• [Goal]
Reproduce exactly the lines below from the one containing "Extract the structured" through the one containing "Give me the", including both, and nothing else.

Collected data entries
*****
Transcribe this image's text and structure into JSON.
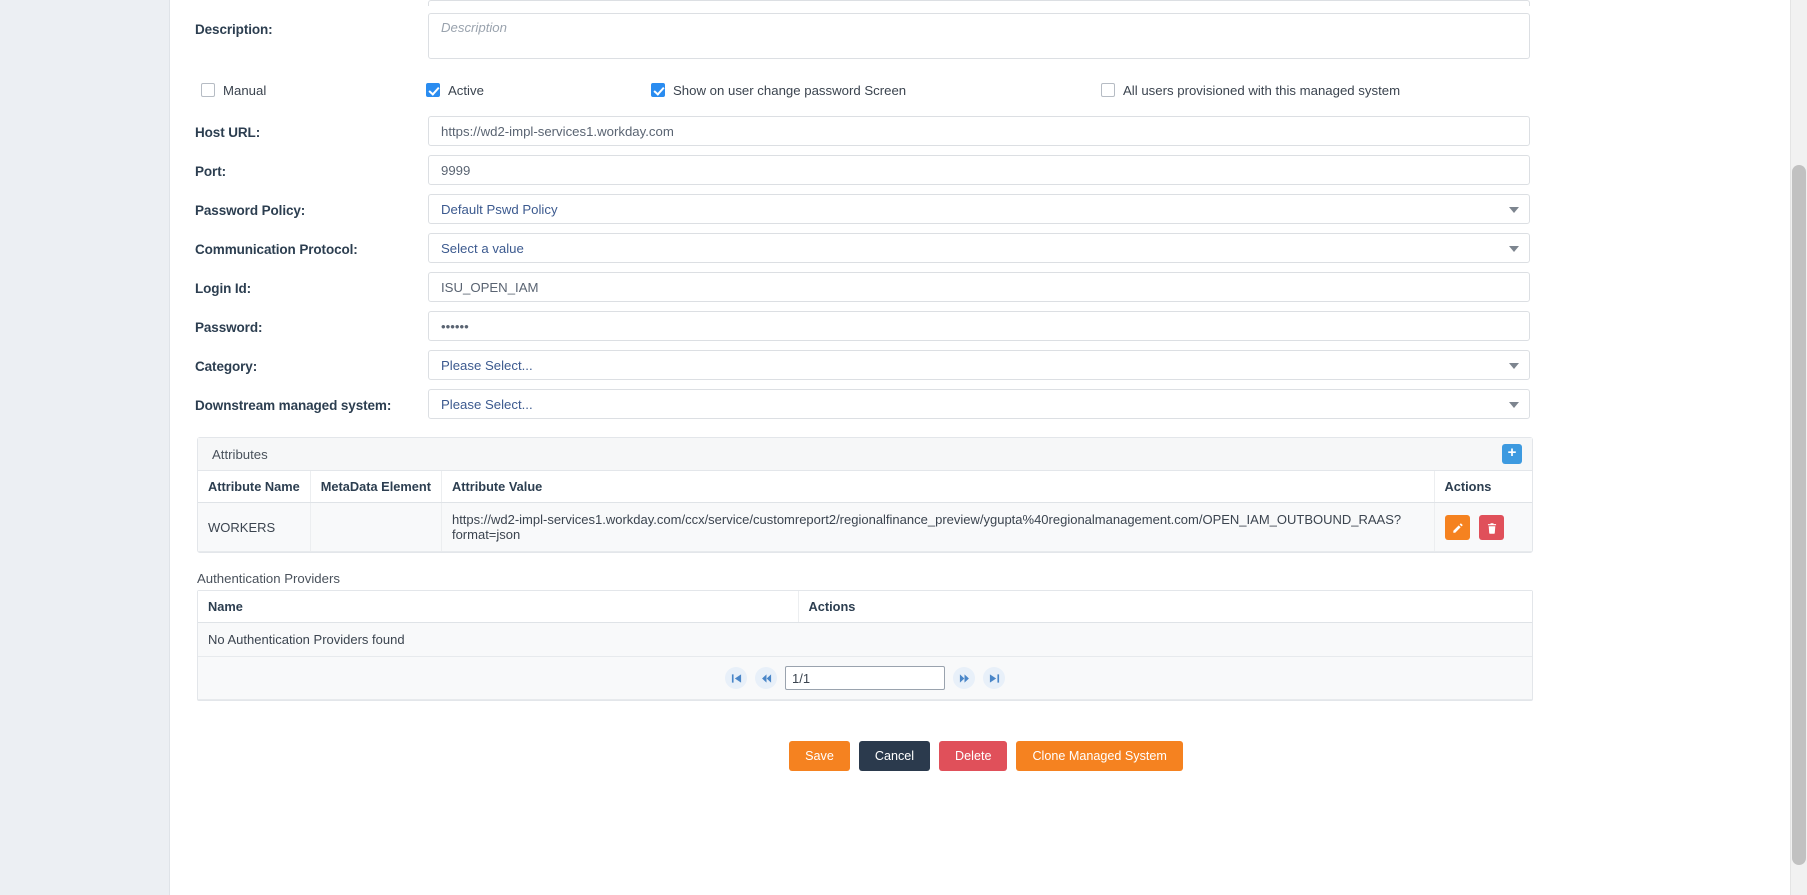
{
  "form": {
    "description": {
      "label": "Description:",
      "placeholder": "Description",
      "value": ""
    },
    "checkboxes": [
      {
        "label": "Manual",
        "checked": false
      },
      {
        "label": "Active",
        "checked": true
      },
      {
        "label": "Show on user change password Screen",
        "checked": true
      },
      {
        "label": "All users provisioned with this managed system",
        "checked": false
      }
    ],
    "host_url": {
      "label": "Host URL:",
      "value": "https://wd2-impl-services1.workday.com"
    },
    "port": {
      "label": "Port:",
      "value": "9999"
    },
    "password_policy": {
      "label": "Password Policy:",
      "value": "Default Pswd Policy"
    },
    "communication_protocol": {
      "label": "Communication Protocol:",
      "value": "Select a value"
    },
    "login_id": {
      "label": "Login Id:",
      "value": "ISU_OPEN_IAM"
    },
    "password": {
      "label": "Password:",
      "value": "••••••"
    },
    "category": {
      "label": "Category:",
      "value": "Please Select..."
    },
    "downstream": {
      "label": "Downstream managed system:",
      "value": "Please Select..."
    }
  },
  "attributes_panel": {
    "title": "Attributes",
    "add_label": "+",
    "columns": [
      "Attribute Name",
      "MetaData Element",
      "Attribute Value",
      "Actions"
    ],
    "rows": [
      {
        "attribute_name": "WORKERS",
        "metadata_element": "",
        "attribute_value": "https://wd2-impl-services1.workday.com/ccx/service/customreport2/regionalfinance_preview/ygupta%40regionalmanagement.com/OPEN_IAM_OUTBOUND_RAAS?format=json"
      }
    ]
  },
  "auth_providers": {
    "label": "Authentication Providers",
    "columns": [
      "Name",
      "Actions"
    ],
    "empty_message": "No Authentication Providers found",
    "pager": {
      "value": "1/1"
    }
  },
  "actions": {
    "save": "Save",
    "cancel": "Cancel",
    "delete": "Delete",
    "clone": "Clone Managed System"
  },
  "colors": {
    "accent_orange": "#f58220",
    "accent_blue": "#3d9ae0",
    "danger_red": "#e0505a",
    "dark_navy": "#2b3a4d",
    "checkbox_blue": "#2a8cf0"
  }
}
*****
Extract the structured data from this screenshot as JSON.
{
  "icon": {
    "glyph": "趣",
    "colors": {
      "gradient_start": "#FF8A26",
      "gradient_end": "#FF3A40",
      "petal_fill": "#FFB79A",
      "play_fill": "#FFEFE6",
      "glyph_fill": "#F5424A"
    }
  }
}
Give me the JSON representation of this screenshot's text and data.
*****
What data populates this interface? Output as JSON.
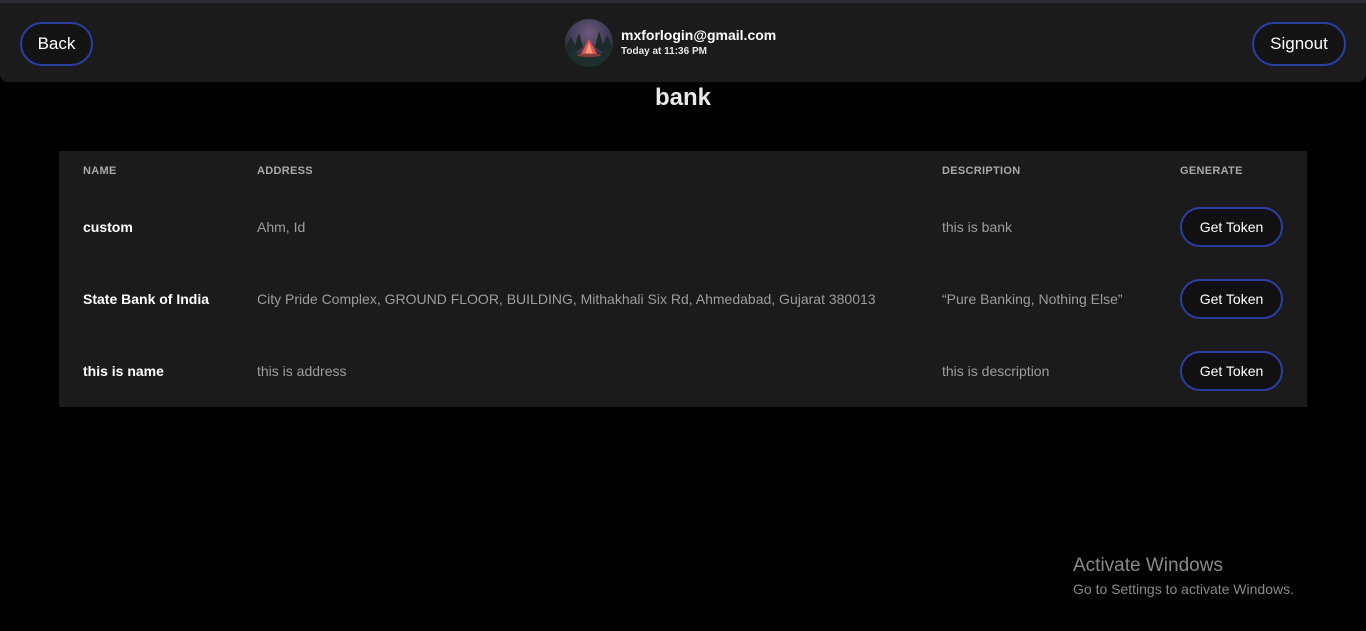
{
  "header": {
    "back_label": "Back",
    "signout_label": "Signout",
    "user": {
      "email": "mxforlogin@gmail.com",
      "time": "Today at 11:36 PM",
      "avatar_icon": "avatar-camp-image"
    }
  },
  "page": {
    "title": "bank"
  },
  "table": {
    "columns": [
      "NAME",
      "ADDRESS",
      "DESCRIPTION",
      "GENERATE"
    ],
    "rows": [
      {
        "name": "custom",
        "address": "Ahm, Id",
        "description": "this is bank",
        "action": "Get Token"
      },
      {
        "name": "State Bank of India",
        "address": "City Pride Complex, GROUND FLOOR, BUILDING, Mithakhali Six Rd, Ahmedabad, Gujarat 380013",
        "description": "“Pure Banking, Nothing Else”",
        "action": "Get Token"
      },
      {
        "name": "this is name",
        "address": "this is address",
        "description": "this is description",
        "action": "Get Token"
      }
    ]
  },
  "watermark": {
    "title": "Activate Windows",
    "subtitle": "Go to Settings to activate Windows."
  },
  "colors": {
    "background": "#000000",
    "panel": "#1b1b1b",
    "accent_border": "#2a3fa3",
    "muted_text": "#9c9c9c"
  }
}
*****
• [Written answer]
Extract the structured data from this screenshot as JSON.
{
  "icon": {
    "glyph": "趣",
    "colors": {
      "gradient_start": "#FF8A26",
      "gradient_end": "#FF3A40",
      "petal_fill": "#FFB79A",
      "play_fill": "#FFEFE6",
      "glyph_fill": "#F5424A"
    }
  }
}
Give me the JSON representation of this screenshot's text and data.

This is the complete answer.